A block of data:
◇ ◇ ◇ ◇ ◇

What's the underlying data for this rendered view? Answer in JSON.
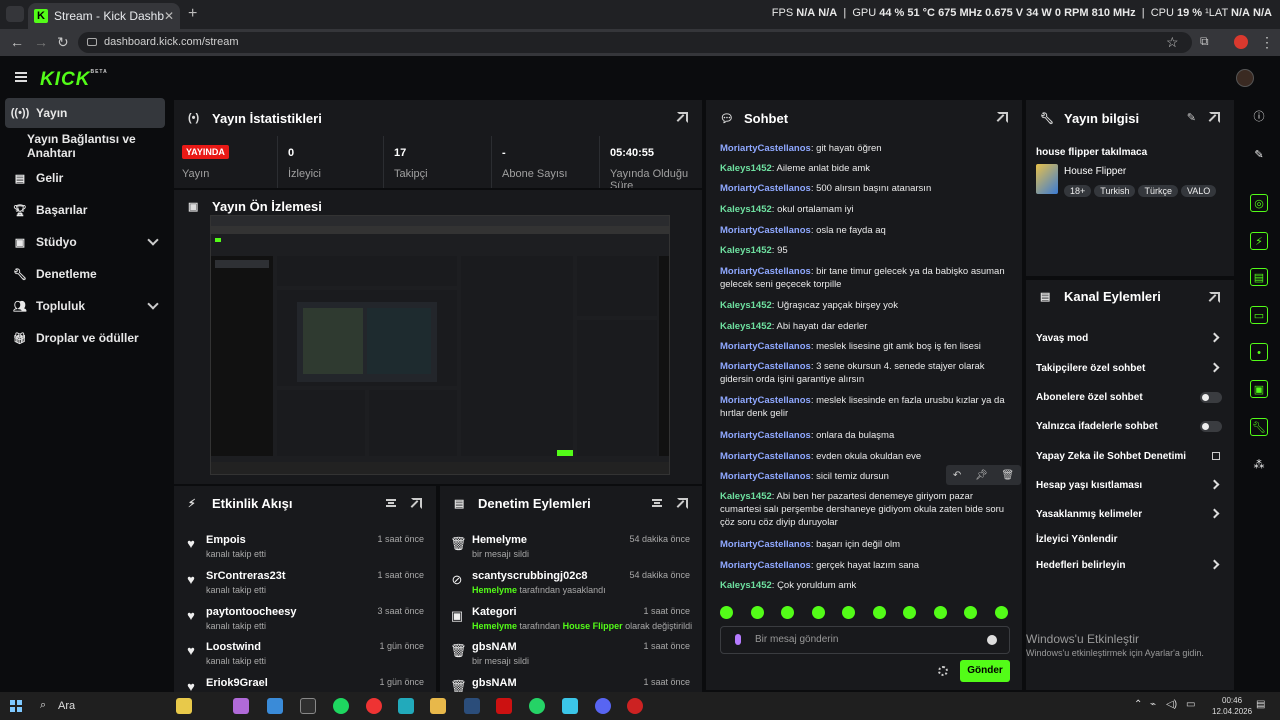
{
  "browser": {
    "tab_title": "Stream - Kick Dashboard",
    "tab_icon": "K",
    "url": "dashboard.kick.com/stream",
    "overlay": {
      "fps_label": "FPS",
      "fps": "N/A",
      "fps2": "N/A",
      "gpu_label": "GPU",
      "gpu_load": "44 %",
      "gpu_temp": "51 °C",
      "gpu_clock": "675 MHz",
      "gpu_volt": "0.675 V",
      "gpu_power": "34 W",
      "gpu_fan": "0 RPM",
      "gpu_mem": "810 MHz",
      "cpu_label": "CPU",
      "cpu_load": "19 %",
      "cpu_lat": "¹LAT",
      "cpu_na1": "N/A",
      "cpu_na2": "N/A"
    }
  },
  "app": {
    "logo": "KICK",
    "logo_beta": "BETA"
  },
  "sidebar": {
    "items": [
      {
        "label": "Yayın",
        "icon": "broadcast-icon"
      },
      {
        "label": "Yayın Bağlantısı ve Anahtarı",
        "icon": ""
      },
      {
        "label": "Gelir",
        "icon": "revenue-icon"
      },
      {
        "label": "Başarılar",
        "icon": "trophy-icon"
      },
      {
        "label": "Stüdyo",
        "icon": "studio-icon"
      },
      {
        "label": "Denetleme",
        "icon": "wrench-icon"
      },
      {
        "label": "Topluluk",
        "icon": "community-icon"
      },
      {
        "label": "Droplar ve ödüller",
        "icon": "gift-icon"
      }
    ]
  },
  "stats": {
    "title": "Yayın İstatistikleri",
    "live_badge": "YAYINDA",
    "live_label": "Yayın",
    "items": [
      {
        "value": "0",
        "label": "İzleyici"
      },
      {
        "value": "17",
        "label": "Takipçi"
      },
      {
        "value": "-",
        "label": "Abone Sayısı"
      },
      {
        "value": "05:40:55",
        "label": "Yayında Olduğu Süre"
      }
    ]
  },
  "preview": {
    "title": "Yayın Ön İzlemesi"
  },
  "activity": {
    "title": "Etkinlik Akışı",
    "items": [
      {
        "name": "Empois",
        "sub": "kanalı takip etti",
        "time": "1 saat önce"
      },
      {
        "name": "SrContreras23t",
        "sub": "kanalı takip etti",
        "time": "1 saat önce"
      },
      {
        "name": "paytontoocheesy",
        "sub": "kanalı takip etti",
        "time": "3 saat önce"
      },
      {
        "name": "Loostwind",
        "sub": "kanalı takip etti",
        "time": "1 gün önce"
      },
      {
        "name": "Eriok9Grael",
        "sub": "",
        "time": "1 gün önce"
      }
    ]
  },
  "moderation": {
    "title": "Denetim Eylemleri",
    "items": [
      {
        "name": "Hemelyme",
        "pre": "",
        "hl1": "",
        "mid": "bir mesajı sildi",
        "hl2": "",
        "post": "",
        "time": "54 dakika önce"
      },
      {
        "name": "scantyscrubbingj02c8",
        "pre": "",
        "hl1": "Hemelyme",
        "mid": " tarafından yasaklandı",
        "hl2": "",
        "post": "",
        "time": "54 dakika önce"
      },
      {
        "name": "Kategori",
        "pre": "",
        "hl1": "Hemelyme",
        "mid": " tarafından ",
        "hl2": "House Flipper",
        "post": " olarak değiştirildi",
        "time": "1 saat önce"
      },
      {
        "name": "gbsNAM",
        "pre": "",
        "hl1": "",
        "mid": "bir mesajı sildi",
        "hl2": "",
        "post": "",
        "time": "1 saat önce"
      },
      {
        "name": "gbsNAM",
        "pre": "",
        "hl1": "",
        "mid": "",
        "hl2": "",
        "post": "",
        "time": "1 saat önce"
      }
    ]
  },
  "chat": {
    "title": "Sohbet",
    "messages": [
      {
        "user": "MoriartyCastellanos",
        "text": "git hayatı öğren",
        "c": "u1"
      },
      {
        "user": "Kaleys1452",
        "text": "Aileme anlat bide amk",
        "c": "u2"
      },
      {
        "user": "MoriartyCastellanos",
        "text": "500 alırsın başını atanarsın",
        "c": "u1"
      },
      {
        "user": "Kaleys1452",
        "text": "okul ortalamam iyi",
        "c": "u2"
      },
      {
        "user": "MoriartyCastellanos",
        "text": "osla ne fayda aq",
        "c": "u1"
      },
      {
        "user": "Kaleys1452",
        "text": "95",
        "c": "u2"
      },
      {
        "user": "MoriartyCastellanos",
        "text": "bir tane timur gelecek ya da babişko asuman gelecek seni geçecek torpille",
        "c": "u1"
      },
      {
        "user": "Kaleys1452",
        "text": "Uğraşıcaz yapçak birşey yok",
        "c": "u2"
      },
      {
        "user": "Kaleys1452",
        "text": "Abi hayatı dar ederler",
        "c": "u2"
      },
      {
        "user": "MoriartyCastellanos",
        "text": "meslek lisesine git amk boş iş fen lisesi",
        "c": "u1"
      },
      {
        "user": "MoriartyCastellanos",
        "text": "3 sene okursun 4. senede stajyer olarak gidersin orda işini garantiye alırsın",
        "c": "u1"
      },
      {
        "user": "MoriartyCastellanos",
        "text": "meslek lisesinde en fazla urusbu kızlar ya da hırtlar denk gelir",
        "c": "u1"
      },
      {
        "user": "MoriartyCastellanos",
        "text": "onlara da bulaşma",
        "c": "u1"
      },
      {
        "user": "MoriartyCastellanos",
        "text": "evden okula okuldan eve",
        "c": "u1"
      },
      {
        "user": "MoriartyCastellanos",
        "text": "sicil temiz dursun",
        "c": "u1"
      },
      {
        "user": "Kaleys1452",
        "text": "Abi ben her pazartesi denemeye giriyom pazar cumartesi salı perşembe dershaneye gidiyom okula zaten bide soru çöz soru cöz diyip duruyolar",
        "c": "u2"
      },
      {
        "user": "MoriartyCastellanos",
        "text": "başarı için değil olm",
        "c": "u1"
      },
      {
        "user": "MoriartyCastellanos",
        "text": "gerçek hayat lazım sana",
        "c": "u1"
      },
      {
        "user": "Kaleys1452",
        "text": "Çok yoruldum amk",
        "c": "u2"
      }
    ],
    "input_placeholder": "Bir mesaj gönderin",
    "send_label": "Gönder"
  },
  "stream_info": {
    "title": "Yayın bilgisi",
    "stream_title": "house flipper takılmaca",
    "category": "House Flipper",
    "tags": [
      "18+",
      "Turkish",
      "Türkçe",
      "VALO"
    ]
  },
  "channel_actions": {
    "title": "Kanal Eylemleri",
    "items": [
      {
        "label": "Yavaş mod",
        "type": "chevron"
      },
      {
        "label": "Takipçilere özel sohbet",
        "type": "chevron"
      },
      {
        "label": "Abonelere özel sohbet",
        "type": "toggle"
      },
      {
        "label": "Yalnızca ifadelerle sohbet",
        "type": "toggle"
      },
      {
        "label": "Yapay Zeka ile Sohbet Denetimi",
        "type": "link"
      },
      {
        "label": "Hesap yaşı kısıtlaması",
        "type": "chevron"
      },
      {
        "label": "Yasaklanmış kelimeler",
        "type": "chevron"
      },
      {
        "label": "İzleyici Yönlendir",
        "type": "none"
      },
      {
        "label": "Hedefleri belirleyin",
        "type": "chevron"
      }
    ]
  },
  "windows": {
    "watermark_title": "Windows'u Etkinleştir",
    "watermark_sub": "Windows'u etkinleştirmek için Ayarlar'a gidin.",
    "search": "Ara",
    "time": "00:46",
    "date": "12.04.2026"
  }
}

◇ ◇ ◇ ◇ ◇

• _Exercise_
Copy all the records above exactly, but leave out the pictures.

• _Solution_
What's the underlying data for this rendered view? Answer in JSON.
{
  "browser": {
    "tab_title": "Stream - Kick Dashboard",
    "tab_icon": "K",
    "url": "dashboard.kick.com/stream",
    "overlay": {
      "fps_label": "FPS",
      "fps": "N/A",
      "fps2": "N/A",
      "gpu_label": "GPU",
      "gpu_load": "44 %",
      "gpu_temp": "51 °C",
      "gpu_clock": "675 MHz",
      "gpu_volt": "0.675 V",
      "gpu_power": "34 W",
      "gpu_fan": "0 RPM",
      "gpu_mem": "810 MHz",
      "cpu_label": "CPU",
      "cpu_load": "19 %",
      "cpu_lat": "¹LAT",
      "cpu_na1": "N/A",
      "cpu_na2": "N/A"
    }
  },
  "app": {
    "logo": "KICK",
    "logo_beta": "BETA"
  },
  "sidebar": {
    "items": [
      {
        "label": "Yayın",
        "icon": "broadcast-icon"
      },
      {
        "label": "Yayın Bağlantısı ve Anahtarı",
        "icon": ""
      },
      {
        "label": "Gelir",
        "icon": "revenue-icon"
      },
      {
        "label": "Başarılar",
        "icon": "trophy-icon"
      },
      {
        "label": "Stüdyo",
        "icon": "studio-icon"
      },
      {
        "label": "Denetleme",
        "icon": "wrench-icon"
      },
      {
        "label": "Topluluk",
        "icon": "community-icon"
      },
      {
        "label": "Droplar ve ödüller",
        "icon": "gift-icon"
      }
    ]
  },
  "stats": {
    "title": "Yayın İstatistikleri",
    "live_badge": "YAYINDA",
    "live_label": "Yayın",
    "items": [
      {
        "value": "0",
        "label": "İzleyici"
      },
      {
        "value": "17",
        "label": "Takipçi"
      },
      {
        "value": "-",
        "label": "Abone Sayısı"
      },
      {
        "value": "05:40:55",
        "label": "Yayında Olduğu Süre"
      }
    ]
  },
  "preview": {
    "title": "Yayın Ön İzlemesi"
  },
  "activity": {
    "title": "Etkinlik Akışı",
    "items": [
      {
        "name": "Empois",
        "sub": "kanalı takip etti",
        "time": "1 saat önce"
      },
      {
        "name": "SrContreras23t",
        "sub": "kanalı takip etti",
        "time": "1 saat önce"
      },
      {
        "name": "paytontoocheesy",
        "sub": "kanalı takip etti",
        "time": "3 saat önce"
      },
      {
        "name": "Loostwind",
        "sub": "kanalı takip etti",
        "time": "1 gün önce"
      },
      {
        "name": "Eriok9Grael",
        "sub": "",
        "time": "1 gün önce"
      }
    ]
  },
  "moderation": {
    "title": "Denetim Eylemleri",
    "items": [
      {
        "name": "Hemelyme",
        "pre": "",
        "hl1": "",
        "mid": "bir mesajı sildi",
        "hl2": "",
        "post": "",
        "time": "54 dakika önce"
      },
      {
        "name": "scantyscrubbingj02c8",
        "pre": "",
        "hl1": "Hemelyme",
        "mid": " tarafından yasaklandı",
        "hl2": "",
        "post": "",
        "time": "54 dakika önce"
      },
      {
        "name": "Kategori",
        "pre": "",
        "hl1": "Hemelyme",
        "mid": " tarafından ",
        "hl2": "House Flipper",
        "post": " olarak değiştirildi",
        "time": "1 saat önce"
      },
      {
        "name": "gbsNAM",
        "pre": "",
        "hl1": "",
        "mid": "bir mesajı sildi",
        "hl2": "",
        "post": "",
        "time": "1 saat önce"
      },
      {
        "name": "gbsNAM",
        "pre": "",
        "hl1": "",
        "mid": "",
        "hl2": "",
        "post": "",
        "time": "1 saat önce"
      }
    ]
  },
  "chat": {
    "title": "Sohbet",
    "messages": [
      {
        "user": "MoriartyCastellanos",
        "text": "git hayatı öğren",
        "c": "u1"
      },
      {
        "user": "Kaleys1452",
        "text": "Aileme anlat bide amk",
        "c": "u2"
      },
      {
        "user": "MoriartyCastellanos",
        "text": "500 alırsın başını atanarsın",
        "c": "u1"
      },
      {
        "user": "Kaleys1452",
        "text": "okul ortalamam iyi",
        "c": "u2"
      },
      {
        "user": "MoriartyCastellanos",
        "text": "osla ne fayda aq",
        "c": "u1"
      },
      {
        "user": "Kaleys1452",
        "text": "95",
        "c": "u2"
      },
      {
        "user": "MoriartyCastellanos",
        "text": "bir tane timur gelecek ya da babişko asuman gelecek seni geçecek torpille",
        "c": "u1"
      },
      {
        "user": "Kaleys1452",
        "text": "Uğraşıcaz yapçak birşey yok",
        "c": "u2"
      },
      {
        "user": "Kaleys1452",
        "text": "Abi hayatı dar ederler",
        "c": "u2"
      },
      {
        "user": "MoriartyCastellanos",
        "text": "meslek lisesine git amk boş iş fen lisesi",
        "c": "u1"
      },
      {
        "user": "MoriartyCastellanos",
        "text": "3 sene okursun 4. senede stajyer olarak gidersin orda işini garantiye alırsın",
        "c": "u1"
      },
      {
        "user": "MoriartyCastellanos",
        "text": "meslek lisesinde en fazla urusbu kızlar ya da hırtlar denk gelir",
        "c": "u1"
      },
      {
        "user": "MoriartyCastellanos",
        "text": "onlara da bulaşma",
        "c": "u1"
      },
      {
        "user": "MoriartyCastellanos",
        "text": "evden okula okuldan eve",
        "c": "u1"
      },
      {
        "user": "MoriartyCastellanos",
        "text": "sicil temiz dursun",
        "c": "u1"
      },
      {
        "user": "Kaleys1452",
        "text": "Abi ben her pazartesi denemeye giriyom pazar cumartesi salı perşembe dershaneye gidiyom okula zaten bide soru çöz soru cöz diyip duruyolar",
        "c": "u2"
      },
      {
        "user": "MoriartyCastellanos",
        "text": "başarı için değil olm",
        "c": "u1"
      },
      {
        "user": "MoriartyCastellanos",
        "text": "gerçek hayat lazım sana",
        "c": "u1"
      },
      {
        "user": "Kaleys1452",
        "text": "Çok yoruldum amk",
        "c": "u2"
      }
    ],
    "input_placeholder": "Bir mesaj gönderin",
    "send_label": "Gönder"
  },
  "stream_info": {
    "title": "Yayın bilgisi",
    "stream_title": "house flipper takılmaca",
    "category": "House Flipper",
    "tags": [
      "18+",
      "Turkish",
      "Türkçe",
      "VALO"
    ]
  },
  "channel_actions": {
    "title": "Kanal Eylemleri",
    "items": [
      {
        "label": "Yavaş mod",
        "type": "chevron"
      },
      {
        "label": "Takipçilere özel sohbet",
        "type": "chevron"
      },
      {
        "label": "Abonelere özel sohbet",
        "type": "toggle"
      },
      {
        "label": "Yalnızca ifadelerle sohbet",
        "type": "toggle"
      },
      {
        "label": "Yapay Zeka ile Sohbet Denetimi",
        "type": "link"
      },
      {
        "label": "Hesap yaşı kısıtlaması",
        "type": "chevron"
      },
      {
        "label": "Yasaklanmış kelimeler",
        "type": "chevron"
      },
      {
        "label": "İzleyici Yönlendir",
        "type": "none"
      },
      {
        "label": "Hedefleri belirleyin",
        "type": "chevron"
      }
    ]
  },
  "windows": {
    "watermark_title": "Windows'u Etkinleştir",
    "watermark_sub": "Windows'u etkinleştirmek için Ayarlar'a gidin.",
    "search": "Ara",
    "time": "00:46",
    "date": "12.04.2026"
  }
}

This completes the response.